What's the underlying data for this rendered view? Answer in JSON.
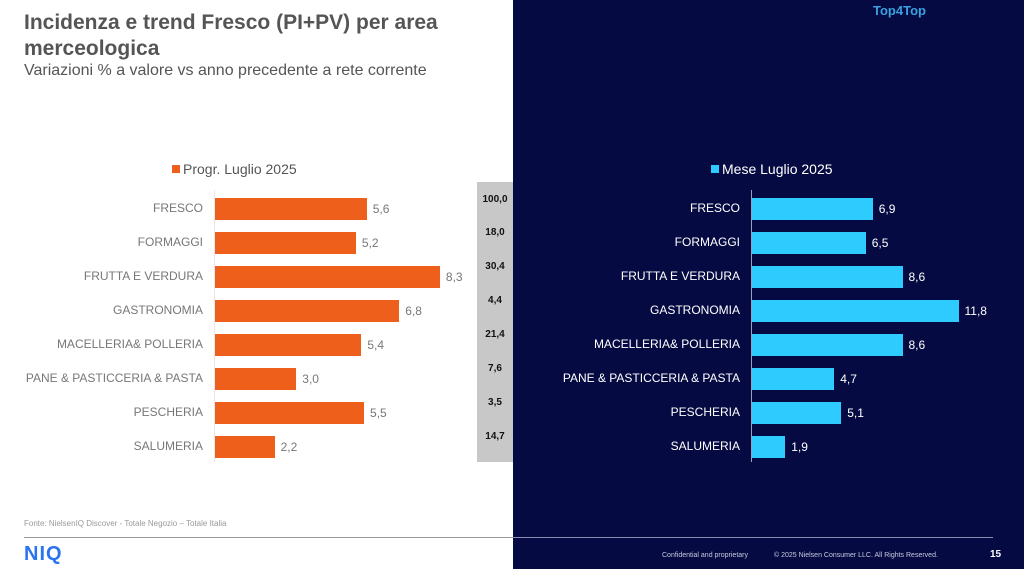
{
  "header": {
    "title": "Incidenza e trend Fresco (PI+PV) per area merceologica",
    "subtitle": "Variazioni % a valore vs anno precedente a rete corrente",
    "brand": "Top4Top"
  },
  "chart_data": [
    {
      "type": "bar",
      "orientation": "horizontal",
      "legend": "Progr. Luglio 2025",
      "color": "#ee5f1b",
      "categories": [
        "FRESCO",
        "FORMAGGI",
        "FRUTTA E VERDURA",
        "GASTRONOMIA",
        "MACELLERIA& POLLERIA",
        "PANE & PASTICCERIA & PASTA",
        "PESCHERIA",
        "SALUMERIA"
      ],
      "values": [
        5.6,
        5.2,
        8.3,
        6.8,
        5.4,
        3.0,
        5.5,
        2.2
      ],
      "labels": [
        "5,6",
        "5,2",
        "8,3",
        "6,8",
        "5,4",
        "3,0",
        "5,5",
        "2,2"
      ],
      "incidence": [
        "100,0",
        "18,0",
        "30,4",
        "4,4",
        "21,4",
        "7,6",
        "3,5",
        "14,7"
      ]
    },
    {
      "type": "bar",
      "orientation": "horizontal",
      "legend": "Mese Luglio 2025",
      "color": "#2ecbff",
      "categories": [
        "FRESCO",
        "FORMAGGI",
        "FRUTTA E VERDURA",
        "GASTRONOMIA",
        "MACELLERIA& POLLERIA",
        "PANE & PASTICCERIA & PASTA",
        "PESCHERIA",
        "SALUMERIA"
      ],
      "values": [
        6.9,
        6.5,
        8.6,
        11.8,
        8.6,
        4.7,
        5.1,
        1.9
      ],
      "labels": [
        "6,9",
        "6,5",
        "8,6",
        "11,8",
        "8,6",
        "4,7",
        "5,1",
        "1,9"
      ]
    }
  ],
  "footer": {
    "source": "Fonte: NielsenIQ Discover - Totale Negozio – Totale Italia",
    "logo": "NIQ",
    "confidential": "Confidential and proprietary",
    "copyright": "© 2025 Nielsen Consumer LLC. All Rights Reserved.",
    "page_number": "15"
  }
}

=====

## Problem description
In the copy, include no pictures; restate the listing above exactly.

## Expected output
What's the underlying data for this rendered view? Answer in JSON.
{
  "header": {
    "title": "Incidenza e trend Fresco (PI+PV) per area merceologica",
    "subtitle": "Variazioni % a valore vs anno precedente a rete corrente",
    "brand": "Top4Top"
  },
  "chart_data": [
    {
      "type": "bar",
      "orientation": "horizontal",
      "legend": "Progr. Luglio 2025",
      "color": "#ee5f1b",
      "categories": [
        "FRESCO",
        "FORMAGGI",
        "FRUTTA E VERDURA",
        "GASTRONOMIA",
        "MACELLERIA& POLLERIA",
        "PANE & PASTICCERIA & PASTA",
        "PESCHERIA",
        "SALUMERIA"
      ],
      "values": [
        5.6,
        5.2,
        8.3,
        6.8,
        5.4,
        3.0,
        5.5,
        2.2
      ],
      "labels": [
        "5,6",
        "5,2",
        "8,3",
        "6,8",
        "5,4",
        "3,0",
        "5,5",
        "2,2"
      ],
      "incidence": [
        "100,0",
        "18,0",
        "30,4",
        "4,4",
        "21,4",
        "7,6",
        "3,5",
        "14,7"
      ]
    },
    {
      "type": "bar",
      "orientation": "horizontal",
      "legend": "Mese Luglio 2025",
      "color": "#2ecbff",
      "categories": [
        "FRESCO",
        "FORMAGGI",
        "FRUTTA E VERDURA",
        "GASTRONOMIA",
        "MACELLERIA& POLLERIA",
        "PANE & PASTICCERIA & PASTA",
        "PESCHERIA",
        "SALUMERIA"
      ],
      "values": [
        6.9,
        6.5,
        8.6,
        11.8,
        8.6,
        4.7,
        5.1,
        1.9
      ],
      "labels": [
        "6,9",
        "6,5",
        "8,6",
        "11,8",
        "8,6",
        "4,7",
        "5,1",
        "1,9"
      ]
    }
  ],
  "footer": {
    "source": "Fonte: NielsenIQ Discover - Totale Negozio – Totale Italia",
    "logo": "NIQ",
    "confidential": "Confidential and proprietary",
    "copyright": "© 2025 Nielsen Consumer LLC. All Rights Reserved.",
    "page_number": "15"
  }
}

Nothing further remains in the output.